What is expected -
Please copy every line of the records below that holds the word "ylabel".

Data rows -
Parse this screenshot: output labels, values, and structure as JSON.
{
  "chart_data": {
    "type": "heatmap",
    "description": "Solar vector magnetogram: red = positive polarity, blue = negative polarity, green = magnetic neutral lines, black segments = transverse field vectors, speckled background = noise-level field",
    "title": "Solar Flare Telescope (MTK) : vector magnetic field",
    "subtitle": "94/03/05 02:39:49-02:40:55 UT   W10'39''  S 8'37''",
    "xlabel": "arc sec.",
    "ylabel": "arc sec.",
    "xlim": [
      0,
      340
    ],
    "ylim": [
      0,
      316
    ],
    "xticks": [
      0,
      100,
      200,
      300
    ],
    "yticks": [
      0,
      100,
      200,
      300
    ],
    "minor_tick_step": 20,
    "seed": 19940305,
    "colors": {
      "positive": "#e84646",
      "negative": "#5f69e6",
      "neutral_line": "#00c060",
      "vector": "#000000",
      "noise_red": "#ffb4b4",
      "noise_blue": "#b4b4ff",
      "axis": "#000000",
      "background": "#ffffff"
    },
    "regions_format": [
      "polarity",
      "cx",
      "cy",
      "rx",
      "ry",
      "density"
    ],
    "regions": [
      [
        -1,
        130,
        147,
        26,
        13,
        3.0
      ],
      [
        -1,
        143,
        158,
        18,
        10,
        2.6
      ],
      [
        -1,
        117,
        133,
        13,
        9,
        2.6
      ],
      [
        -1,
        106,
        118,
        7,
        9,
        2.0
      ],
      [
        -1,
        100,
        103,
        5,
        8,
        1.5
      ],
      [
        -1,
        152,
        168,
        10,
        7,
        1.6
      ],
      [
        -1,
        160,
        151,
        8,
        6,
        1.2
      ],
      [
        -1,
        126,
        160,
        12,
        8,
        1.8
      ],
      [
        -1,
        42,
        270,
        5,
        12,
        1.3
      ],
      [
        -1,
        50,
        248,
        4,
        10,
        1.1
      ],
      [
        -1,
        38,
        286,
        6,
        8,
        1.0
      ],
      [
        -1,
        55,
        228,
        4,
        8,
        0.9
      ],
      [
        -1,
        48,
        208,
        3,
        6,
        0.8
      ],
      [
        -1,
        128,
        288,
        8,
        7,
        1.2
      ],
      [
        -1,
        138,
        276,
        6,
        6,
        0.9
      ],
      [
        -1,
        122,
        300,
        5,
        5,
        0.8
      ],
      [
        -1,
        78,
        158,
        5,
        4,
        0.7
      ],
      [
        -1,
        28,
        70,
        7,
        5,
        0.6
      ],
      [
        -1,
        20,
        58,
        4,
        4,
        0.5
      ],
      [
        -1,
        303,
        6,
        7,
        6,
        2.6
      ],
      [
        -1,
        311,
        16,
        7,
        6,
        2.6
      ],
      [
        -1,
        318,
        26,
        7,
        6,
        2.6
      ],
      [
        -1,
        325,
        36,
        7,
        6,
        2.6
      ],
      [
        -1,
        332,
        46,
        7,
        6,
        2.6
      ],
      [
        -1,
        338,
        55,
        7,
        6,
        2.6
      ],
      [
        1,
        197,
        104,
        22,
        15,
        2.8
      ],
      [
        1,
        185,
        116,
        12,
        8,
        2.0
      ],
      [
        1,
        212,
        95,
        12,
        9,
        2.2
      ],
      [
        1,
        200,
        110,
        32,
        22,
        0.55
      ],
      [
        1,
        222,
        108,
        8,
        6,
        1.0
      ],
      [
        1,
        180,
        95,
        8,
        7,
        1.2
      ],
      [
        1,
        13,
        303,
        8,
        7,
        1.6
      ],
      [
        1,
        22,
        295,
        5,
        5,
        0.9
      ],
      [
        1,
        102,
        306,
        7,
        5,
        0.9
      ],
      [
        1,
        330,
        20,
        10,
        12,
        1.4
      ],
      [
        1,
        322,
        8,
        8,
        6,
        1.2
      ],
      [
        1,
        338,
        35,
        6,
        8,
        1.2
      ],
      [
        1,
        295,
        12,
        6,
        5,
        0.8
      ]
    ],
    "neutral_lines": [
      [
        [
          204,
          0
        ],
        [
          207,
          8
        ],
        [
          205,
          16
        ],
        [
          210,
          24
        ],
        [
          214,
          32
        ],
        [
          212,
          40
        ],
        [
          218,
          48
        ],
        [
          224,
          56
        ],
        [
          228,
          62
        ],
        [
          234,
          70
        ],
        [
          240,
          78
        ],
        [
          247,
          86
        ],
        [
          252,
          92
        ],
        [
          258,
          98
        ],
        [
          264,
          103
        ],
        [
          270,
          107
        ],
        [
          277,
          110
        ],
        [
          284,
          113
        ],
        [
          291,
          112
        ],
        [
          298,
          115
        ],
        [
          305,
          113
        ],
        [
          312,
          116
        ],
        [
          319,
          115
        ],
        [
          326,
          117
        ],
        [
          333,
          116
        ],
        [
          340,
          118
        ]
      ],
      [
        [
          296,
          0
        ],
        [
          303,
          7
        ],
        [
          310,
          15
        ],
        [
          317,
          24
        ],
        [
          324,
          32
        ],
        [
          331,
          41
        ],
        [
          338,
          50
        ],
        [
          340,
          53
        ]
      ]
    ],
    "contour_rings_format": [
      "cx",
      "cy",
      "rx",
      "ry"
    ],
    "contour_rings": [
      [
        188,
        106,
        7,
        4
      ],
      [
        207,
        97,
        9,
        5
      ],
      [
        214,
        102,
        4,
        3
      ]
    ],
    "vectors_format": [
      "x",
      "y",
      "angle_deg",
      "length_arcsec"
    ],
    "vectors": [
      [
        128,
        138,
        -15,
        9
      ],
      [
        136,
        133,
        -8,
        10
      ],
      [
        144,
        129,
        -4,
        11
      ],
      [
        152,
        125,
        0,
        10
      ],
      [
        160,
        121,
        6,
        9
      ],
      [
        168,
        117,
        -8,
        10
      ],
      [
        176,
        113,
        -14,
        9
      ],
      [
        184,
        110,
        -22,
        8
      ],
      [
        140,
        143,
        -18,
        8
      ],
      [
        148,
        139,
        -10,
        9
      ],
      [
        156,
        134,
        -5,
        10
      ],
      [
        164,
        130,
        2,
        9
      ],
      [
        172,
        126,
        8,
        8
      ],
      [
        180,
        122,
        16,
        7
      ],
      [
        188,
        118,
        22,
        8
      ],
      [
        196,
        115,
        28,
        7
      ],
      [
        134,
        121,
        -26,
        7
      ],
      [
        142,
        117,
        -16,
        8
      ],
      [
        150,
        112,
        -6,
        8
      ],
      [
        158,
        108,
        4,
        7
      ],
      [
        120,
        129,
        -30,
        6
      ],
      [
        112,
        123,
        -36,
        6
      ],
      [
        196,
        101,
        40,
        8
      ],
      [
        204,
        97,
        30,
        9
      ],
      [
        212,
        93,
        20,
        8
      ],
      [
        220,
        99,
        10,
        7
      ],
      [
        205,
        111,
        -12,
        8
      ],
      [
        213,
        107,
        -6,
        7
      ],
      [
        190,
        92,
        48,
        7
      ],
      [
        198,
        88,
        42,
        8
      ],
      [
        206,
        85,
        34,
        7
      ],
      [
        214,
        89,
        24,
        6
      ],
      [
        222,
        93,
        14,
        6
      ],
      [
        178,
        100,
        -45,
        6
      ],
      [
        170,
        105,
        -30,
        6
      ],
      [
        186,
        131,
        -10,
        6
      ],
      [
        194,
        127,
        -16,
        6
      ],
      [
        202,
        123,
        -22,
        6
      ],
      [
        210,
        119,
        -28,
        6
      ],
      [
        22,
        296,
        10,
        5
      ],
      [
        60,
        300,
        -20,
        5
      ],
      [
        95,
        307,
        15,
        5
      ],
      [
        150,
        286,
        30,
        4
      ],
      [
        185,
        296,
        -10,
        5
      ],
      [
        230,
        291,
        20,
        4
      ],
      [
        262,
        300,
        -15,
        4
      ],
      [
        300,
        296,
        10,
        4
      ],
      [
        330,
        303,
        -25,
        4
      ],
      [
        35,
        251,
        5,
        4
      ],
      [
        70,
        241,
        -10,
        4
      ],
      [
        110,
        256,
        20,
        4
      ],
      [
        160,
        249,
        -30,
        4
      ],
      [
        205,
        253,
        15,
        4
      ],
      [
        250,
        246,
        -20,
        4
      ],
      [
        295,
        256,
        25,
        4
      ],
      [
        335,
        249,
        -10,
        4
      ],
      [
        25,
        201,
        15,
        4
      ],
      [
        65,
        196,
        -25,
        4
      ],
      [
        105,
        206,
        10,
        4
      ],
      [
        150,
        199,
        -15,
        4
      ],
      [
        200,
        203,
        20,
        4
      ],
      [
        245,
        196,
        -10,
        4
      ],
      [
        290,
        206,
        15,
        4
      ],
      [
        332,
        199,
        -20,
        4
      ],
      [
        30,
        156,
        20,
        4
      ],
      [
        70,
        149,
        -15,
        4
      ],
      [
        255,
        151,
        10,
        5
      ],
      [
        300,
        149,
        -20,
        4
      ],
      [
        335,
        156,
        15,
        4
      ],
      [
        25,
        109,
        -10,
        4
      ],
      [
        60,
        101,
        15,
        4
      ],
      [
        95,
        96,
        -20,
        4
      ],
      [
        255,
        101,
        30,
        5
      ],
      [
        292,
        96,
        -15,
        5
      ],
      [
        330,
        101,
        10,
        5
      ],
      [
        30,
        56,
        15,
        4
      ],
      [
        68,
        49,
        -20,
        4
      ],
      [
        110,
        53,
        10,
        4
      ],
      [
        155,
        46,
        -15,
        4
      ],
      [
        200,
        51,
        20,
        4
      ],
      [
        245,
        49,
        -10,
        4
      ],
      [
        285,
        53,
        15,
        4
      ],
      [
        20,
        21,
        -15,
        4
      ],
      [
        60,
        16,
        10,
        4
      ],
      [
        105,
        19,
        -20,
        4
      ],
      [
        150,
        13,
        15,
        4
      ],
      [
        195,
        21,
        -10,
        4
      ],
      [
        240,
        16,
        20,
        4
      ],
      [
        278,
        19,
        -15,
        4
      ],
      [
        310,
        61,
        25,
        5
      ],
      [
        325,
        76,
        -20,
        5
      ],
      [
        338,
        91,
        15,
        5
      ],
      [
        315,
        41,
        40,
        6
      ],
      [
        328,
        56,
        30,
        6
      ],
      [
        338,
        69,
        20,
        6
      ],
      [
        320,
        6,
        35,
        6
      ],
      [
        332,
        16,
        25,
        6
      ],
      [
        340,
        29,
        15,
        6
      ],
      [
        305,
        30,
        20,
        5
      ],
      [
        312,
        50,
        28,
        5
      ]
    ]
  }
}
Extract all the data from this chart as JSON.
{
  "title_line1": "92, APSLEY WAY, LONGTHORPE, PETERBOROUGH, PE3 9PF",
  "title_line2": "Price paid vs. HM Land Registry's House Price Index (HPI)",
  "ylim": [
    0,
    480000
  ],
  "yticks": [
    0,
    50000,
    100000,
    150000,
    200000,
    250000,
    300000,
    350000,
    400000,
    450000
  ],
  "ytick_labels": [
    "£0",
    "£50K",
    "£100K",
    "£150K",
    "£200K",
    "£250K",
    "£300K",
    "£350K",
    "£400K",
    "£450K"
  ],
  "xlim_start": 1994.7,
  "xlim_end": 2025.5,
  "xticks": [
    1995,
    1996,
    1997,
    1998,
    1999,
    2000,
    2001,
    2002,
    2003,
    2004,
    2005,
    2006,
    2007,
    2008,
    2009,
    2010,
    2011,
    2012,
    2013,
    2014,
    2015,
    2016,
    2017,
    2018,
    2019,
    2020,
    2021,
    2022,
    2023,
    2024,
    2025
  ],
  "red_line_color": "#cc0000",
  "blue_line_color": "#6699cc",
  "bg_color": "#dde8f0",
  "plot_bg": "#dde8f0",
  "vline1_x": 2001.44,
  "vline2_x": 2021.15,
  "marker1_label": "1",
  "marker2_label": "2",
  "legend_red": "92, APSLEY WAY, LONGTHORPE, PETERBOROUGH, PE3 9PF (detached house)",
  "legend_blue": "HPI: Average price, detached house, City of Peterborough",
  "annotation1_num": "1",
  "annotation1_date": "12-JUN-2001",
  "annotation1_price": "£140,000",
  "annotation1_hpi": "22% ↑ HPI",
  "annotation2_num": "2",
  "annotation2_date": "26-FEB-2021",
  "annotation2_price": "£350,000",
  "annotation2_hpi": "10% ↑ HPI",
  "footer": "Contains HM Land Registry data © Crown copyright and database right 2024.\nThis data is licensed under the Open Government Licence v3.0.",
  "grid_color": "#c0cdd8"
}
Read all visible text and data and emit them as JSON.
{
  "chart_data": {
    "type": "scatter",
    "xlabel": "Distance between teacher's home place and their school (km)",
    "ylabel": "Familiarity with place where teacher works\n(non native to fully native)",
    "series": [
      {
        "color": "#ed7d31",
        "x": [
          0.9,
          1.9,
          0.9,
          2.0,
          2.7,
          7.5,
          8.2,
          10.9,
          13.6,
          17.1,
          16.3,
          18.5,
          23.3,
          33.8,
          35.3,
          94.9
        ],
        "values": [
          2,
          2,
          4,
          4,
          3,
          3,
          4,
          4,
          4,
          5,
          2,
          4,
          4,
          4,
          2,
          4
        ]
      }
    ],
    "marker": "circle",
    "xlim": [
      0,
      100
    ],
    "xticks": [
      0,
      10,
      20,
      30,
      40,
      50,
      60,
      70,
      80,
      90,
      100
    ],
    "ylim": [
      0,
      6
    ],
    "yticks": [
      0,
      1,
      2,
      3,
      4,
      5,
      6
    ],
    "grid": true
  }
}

Finished answer -
    "ylabel": "arc sec.",
    "ylabel": "Familiarity with place where teacher works\n(non native to fully native)",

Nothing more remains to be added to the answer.